** BEGIN Material to process **

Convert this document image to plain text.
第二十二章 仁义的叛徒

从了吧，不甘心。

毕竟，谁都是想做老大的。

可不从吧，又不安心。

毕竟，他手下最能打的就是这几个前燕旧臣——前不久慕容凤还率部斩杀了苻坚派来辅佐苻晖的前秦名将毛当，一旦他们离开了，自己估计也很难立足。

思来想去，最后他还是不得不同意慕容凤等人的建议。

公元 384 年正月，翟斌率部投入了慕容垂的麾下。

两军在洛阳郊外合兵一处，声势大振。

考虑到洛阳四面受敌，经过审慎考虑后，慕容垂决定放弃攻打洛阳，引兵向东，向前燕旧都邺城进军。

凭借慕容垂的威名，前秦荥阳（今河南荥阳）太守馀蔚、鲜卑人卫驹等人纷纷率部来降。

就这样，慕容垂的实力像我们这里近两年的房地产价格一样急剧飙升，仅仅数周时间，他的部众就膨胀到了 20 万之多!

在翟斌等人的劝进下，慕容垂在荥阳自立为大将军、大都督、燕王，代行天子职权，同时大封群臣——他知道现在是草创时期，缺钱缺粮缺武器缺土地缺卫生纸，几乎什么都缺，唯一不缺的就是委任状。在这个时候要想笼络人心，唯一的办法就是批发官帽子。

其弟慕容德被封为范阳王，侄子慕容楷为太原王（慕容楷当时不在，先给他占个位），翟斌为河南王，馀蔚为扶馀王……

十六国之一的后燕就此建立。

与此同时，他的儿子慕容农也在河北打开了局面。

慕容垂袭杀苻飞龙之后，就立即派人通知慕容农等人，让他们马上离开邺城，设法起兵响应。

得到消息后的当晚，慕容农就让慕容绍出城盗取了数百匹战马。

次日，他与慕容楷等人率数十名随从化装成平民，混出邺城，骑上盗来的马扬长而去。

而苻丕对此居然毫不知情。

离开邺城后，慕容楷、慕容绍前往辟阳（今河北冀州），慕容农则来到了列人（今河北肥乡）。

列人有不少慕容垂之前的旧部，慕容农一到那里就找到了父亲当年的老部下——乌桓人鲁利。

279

** END Material to process **

=== Problem ===
Every line of the data above should be copied exactly.

=== Complete answer ===
Convert this document image to plain text.
第二十二章 仁义的叛徒

从了吧，不甘心。

毕竟，谁都是想做老大的。

可不从吧，又不安心。

毕竟，他手下最能打的就是这几个前燕旧臣——前不久慕容凤还率部斩杀了苻坚派来辅佐苻晖的前秦名将毛当，一旦他们离开了，自己估计也很难立足。

思来想去，最后他还是不得不同意慕容凤等人的建议。

公元 384 年正月，翟斌率部投入了慕容垂的麾下。

两军在洛阳郊外合兵一处，声势大振。

考虑到洛阳四面受敌，经过审慎考虑后，慕容垂决定放弃攻打洛阳，引兵向东，向前燕旧都邺城进军。

凭借慕容垂的威名，前秦荥阳（今河南荥阳）太守馀蔚、鲜卑人卫驹等人纷纷率部来降。

就这样，慕容垂的实力像我们这里近两年的房地产价格一样急剧飙升，仅仅数周时间，他的部众就膨胀到了 20 万之多!

在翟斌等人的劝进下，慕容垂在荥阳自立为大将军、大都督、燕王，代行天子职权，同时大封群臣——他知道现在是草创时期，缺钱缺粮缺武器缺土地缺卫生纸，几乎什么都缺，唯一不缺的就是委任状。在这个时候要想笼络人心，唯一的办法就是批发官帽子。

其弟慕容德被封为范阳王，侄子慕容楷为太原王（慕容楷当时不在，先给他占个位），翟斌为河南王，馀蔚为扶馀王……

十六国之一的后燕就此建立。

与此同时，他的儿子慕容农也在河北打开了局面。

慕容垂袭杀苻飞龙之后，就立即派人通知慕容农等人，让他们马上离开邺城，设法起兵响应。

得到消息后的当晚，慕容农就让慕容绍出城盗取了数百匹战马。

次日，他与慕容楷等人率数十名随从化装成平民，混出邺城，骑上盗来的马扬长而去。

而苻丕对此居然毫不知情。

离开邺城后，慕容楷、慕容绍前往辟阳（今河北冀州），慕容农则来到了列人（今河北肥乡）。

列人有不少慕容垂之前的旧部，慕容农一到那里就找到了父亲当年的老部下——乌桓人鲁利。

279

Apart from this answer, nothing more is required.